> _Work instructions_
Find the lines that contain the word "کشور" and copy each one.

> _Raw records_
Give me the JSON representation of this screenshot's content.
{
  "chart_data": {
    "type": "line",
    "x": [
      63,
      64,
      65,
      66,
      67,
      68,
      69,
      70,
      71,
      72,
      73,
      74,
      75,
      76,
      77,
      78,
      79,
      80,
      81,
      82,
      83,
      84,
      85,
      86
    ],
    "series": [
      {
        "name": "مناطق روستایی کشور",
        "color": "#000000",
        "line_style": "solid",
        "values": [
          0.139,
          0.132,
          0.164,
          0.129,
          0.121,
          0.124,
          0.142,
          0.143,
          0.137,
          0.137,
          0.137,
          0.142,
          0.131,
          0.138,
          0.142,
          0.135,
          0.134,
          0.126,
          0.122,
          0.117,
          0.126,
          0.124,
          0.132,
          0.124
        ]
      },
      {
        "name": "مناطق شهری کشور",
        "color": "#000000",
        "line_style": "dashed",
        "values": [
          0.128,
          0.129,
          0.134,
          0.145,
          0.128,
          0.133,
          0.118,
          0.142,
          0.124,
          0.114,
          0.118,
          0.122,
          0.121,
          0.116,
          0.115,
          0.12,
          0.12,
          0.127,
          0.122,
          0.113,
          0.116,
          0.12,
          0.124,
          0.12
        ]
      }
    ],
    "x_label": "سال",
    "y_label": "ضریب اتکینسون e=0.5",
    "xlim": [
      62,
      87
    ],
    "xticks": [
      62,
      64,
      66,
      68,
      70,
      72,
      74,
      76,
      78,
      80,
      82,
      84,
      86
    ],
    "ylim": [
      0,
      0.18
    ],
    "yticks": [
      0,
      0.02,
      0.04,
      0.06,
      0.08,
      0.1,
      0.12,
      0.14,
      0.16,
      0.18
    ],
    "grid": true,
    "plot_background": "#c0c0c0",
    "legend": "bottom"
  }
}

> _Exercise response_
        "name": "مناطق روستایی کشور",
        "name": "مناطق شهری کشور",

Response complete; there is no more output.